What is expected:
Rewrite the passage on the women's workplace health group starting at "The group met" and ending at "(see list below)", putting "group" in place of "collective".

The aim of the group was to shift the focus away from a concentration on women’s reproductive health, which was a core issue for the women’s movement, to generate discussion and provide information on broader issues affecting women at work. This included recognition that not only conditions in the workplace affected women’s health, but also the family, community and social context of women’s lives interacted with workplace health.

The group met regularly until 1990 at the Rowntree Trust building in Poland Street, London and then at Wild Court off Kingsway. The background of those in the group was in the trade unions, health and safety law, academia and the women’s liberation movement. For meetings, around 6-10 women came, but the group was in touch with a wider number of women activists in health and safety working elsewhere or in other groups and this wider network was a source of strength for the London-based collective and those engaged it with.

Activities of the group

· Wrote and published articles, pamphlets and broadsheets (see list below)

· Published ‘Office Workers Survival Handbook’

· Teaching on TU courses

· Participated and led workshops at hazards conferences and women’s conferences

· Were part of the Steering Group that organised one of the largest conferences on Women’s Health (400+participants) held at Islington Green School in 1981.

· Made a film “Bitter Wages” shown on Channel 4 TV in 1985. Funded by the Greater London Council Women’s Committee. A documentary exploring, through interviews with women workers, the effects of work on women’s health, including the issues of poor working conditions and wages, stress, chemicals, noise, lifting, sexual harassment, migrant workers, and homeworkers. The film was made available for hire or sale from Cinema of Women with an accompanying pamphlet. As one of the women participating in the film said “I am no Elizabeth Taylor, but if it gets women interested...”

Dataset content:
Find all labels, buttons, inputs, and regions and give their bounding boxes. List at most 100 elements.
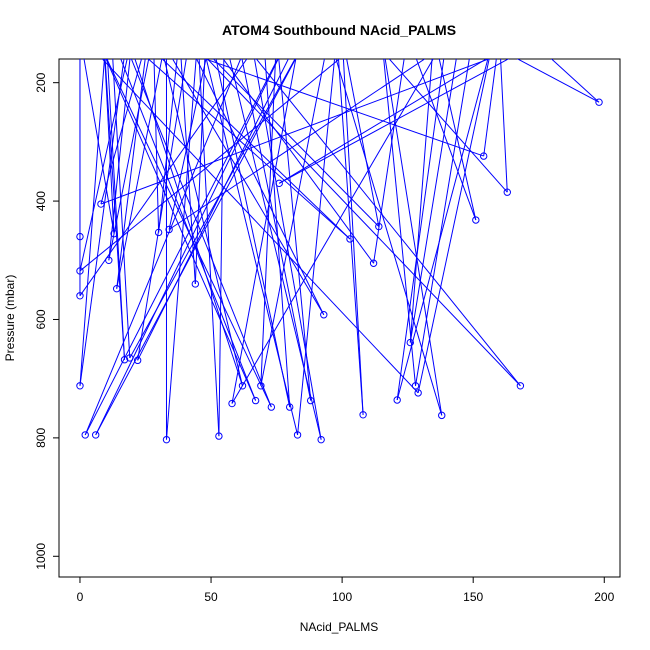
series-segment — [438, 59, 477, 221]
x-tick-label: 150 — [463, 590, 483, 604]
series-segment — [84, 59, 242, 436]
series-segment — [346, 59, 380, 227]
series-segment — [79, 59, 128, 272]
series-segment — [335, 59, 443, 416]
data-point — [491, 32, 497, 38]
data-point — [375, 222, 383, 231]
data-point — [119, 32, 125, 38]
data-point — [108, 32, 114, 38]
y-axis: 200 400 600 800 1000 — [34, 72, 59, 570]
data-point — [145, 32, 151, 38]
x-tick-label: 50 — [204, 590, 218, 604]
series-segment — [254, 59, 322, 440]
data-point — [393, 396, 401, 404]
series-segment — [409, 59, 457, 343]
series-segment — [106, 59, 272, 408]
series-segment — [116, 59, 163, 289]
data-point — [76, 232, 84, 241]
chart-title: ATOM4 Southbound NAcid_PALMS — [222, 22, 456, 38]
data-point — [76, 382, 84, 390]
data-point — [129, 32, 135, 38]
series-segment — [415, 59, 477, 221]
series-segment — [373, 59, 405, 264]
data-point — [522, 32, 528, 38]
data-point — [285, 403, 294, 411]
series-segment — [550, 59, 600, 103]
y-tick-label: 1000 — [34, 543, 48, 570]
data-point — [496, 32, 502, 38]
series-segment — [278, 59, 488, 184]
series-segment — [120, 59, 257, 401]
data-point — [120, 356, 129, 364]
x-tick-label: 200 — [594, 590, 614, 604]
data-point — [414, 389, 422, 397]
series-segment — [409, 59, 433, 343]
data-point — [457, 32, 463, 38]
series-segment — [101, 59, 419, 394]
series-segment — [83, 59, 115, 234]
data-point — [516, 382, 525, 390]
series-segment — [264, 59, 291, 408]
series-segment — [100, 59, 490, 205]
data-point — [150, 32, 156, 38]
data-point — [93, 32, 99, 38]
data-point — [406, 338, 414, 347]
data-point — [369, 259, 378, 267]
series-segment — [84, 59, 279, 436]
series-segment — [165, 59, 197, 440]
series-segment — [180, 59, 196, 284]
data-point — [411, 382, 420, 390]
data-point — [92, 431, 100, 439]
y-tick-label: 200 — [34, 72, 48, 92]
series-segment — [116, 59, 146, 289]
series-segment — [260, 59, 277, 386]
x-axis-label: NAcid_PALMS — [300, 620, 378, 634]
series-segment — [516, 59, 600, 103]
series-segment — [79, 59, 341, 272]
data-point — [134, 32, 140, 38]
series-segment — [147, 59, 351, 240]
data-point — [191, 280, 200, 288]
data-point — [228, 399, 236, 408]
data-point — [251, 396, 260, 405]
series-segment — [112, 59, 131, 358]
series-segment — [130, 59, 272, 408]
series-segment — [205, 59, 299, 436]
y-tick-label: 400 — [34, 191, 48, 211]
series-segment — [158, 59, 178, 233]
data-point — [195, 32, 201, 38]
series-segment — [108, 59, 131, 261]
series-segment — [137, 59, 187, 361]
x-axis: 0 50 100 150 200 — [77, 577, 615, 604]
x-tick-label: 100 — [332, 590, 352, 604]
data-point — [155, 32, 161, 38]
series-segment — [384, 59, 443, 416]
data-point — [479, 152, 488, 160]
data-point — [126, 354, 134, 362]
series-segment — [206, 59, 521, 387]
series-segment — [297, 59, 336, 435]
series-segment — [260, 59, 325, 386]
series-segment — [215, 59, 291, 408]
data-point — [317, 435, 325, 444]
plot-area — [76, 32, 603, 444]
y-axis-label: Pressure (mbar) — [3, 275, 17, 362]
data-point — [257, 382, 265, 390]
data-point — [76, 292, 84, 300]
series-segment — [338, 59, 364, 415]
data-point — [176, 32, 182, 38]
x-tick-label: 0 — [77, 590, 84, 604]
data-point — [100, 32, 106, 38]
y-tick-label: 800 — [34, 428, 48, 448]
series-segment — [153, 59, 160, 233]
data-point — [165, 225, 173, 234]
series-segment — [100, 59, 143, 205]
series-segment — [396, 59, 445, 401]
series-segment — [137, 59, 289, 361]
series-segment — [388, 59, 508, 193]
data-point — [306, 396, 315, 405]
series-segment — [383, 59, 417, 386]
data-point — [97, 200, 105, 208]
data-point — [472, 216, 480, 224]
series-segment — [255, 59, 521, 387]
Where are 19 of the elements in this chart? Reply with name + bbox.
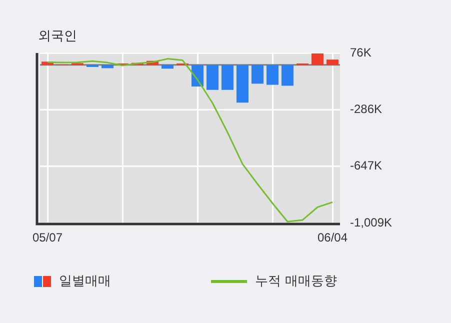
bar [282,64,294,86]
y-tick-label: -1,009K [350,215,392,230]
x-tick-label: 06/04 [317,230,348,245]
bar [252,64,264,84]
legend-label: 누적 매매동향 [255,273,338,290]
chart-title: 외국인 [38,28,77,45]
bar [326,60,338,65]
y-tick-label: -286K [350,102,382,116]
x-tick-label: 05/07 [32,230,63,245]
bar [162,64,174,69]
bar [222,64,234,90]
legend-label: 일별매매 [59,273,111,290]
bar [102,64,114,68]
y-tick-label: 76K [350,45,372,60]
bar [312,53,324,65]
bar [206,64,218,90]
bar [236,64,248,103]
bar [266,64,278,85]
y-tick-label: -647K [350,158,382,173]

* * *

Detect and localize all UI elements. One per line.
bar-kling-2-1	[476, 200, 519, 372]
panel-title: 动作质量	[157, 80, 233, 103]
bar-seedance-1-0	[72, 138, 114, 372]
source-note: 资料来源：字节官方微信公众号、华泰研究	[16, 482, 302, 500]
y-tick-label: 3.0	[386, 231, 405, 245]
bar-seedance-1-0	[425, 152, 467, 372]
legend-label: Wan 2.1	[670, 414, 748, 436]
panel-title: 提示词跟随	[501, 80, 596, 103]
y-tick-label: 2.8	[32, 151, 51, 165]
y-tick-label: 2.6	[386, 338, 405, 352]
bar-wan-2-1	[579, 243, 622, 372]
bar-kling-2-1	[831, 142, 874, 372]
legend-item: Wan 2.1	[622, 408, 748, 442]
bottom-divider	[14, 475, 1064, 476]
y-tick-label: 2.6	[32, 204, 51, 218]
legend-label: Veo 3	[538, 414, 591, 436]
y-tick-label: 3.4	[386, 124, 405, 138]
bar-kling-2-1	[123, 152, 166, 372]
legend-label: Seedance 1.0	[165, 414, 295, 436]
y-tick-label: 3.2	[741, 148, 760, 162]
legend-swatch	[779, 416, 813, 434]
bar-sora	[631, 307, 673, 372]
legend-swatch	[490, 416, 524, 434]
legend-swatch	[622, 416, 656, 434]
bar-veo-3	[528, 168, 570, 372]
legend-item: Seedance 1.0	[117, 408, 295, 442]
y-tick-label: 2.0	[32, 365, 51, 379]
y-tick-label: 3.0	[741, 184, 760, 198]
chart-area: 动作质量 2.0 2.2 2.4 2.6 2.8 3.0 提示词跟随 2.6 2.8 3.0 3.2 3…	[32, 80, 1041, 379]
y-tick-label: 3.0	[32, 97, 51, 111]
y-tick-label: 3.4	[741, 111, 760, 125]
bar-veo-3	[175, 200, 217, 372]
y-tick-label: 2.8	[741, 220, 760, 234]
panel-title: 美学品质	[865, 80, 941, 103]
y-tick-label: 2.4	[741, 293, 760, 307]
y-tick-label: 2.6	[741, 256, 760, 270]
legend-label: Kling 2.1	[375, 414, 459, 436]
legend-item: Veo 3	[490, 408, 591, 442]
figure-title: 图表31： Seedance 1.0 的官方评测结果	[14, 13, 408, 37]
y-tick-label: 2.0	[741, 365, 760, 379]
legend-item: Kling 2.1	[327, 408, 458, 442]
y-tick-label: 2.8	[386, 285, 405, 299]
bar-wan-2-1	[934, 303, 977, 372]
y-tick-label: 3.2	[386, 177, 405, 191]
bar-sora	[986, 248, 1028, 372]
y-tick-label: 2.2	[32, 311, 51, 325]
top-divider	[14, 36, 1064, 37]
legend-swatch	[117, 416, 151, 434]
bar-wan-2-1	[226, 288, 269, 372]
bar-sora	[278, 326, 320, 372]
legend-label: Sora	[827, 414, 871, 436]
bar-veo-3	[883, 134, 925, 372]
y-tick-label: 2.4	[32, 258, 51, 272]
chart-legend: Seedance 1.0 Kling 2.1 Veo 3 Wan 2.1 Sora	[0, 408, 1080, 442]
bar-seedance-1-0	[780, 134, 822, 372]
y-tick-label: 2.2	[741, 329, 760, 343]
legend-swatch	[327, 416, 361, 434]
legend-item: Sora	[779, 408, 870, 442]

Worked solution:
The group met regularly until 1990 at the Rowntree Trust building in Poland Street, London and then at Wild Court off Kingsway. The background of those in the group was in the trade unions, health and safety law, academia and the women’s liberation movement. For meetings, around 6-10 women came, but the group was in touch with a wider number of women activists in health and safety working elsewhere or in other groups and this wider network was a source of strength for the London-based group and those engaged it with.

Activities of the group

· Wrote and published articles, pamphlets and broadsheets (see list below)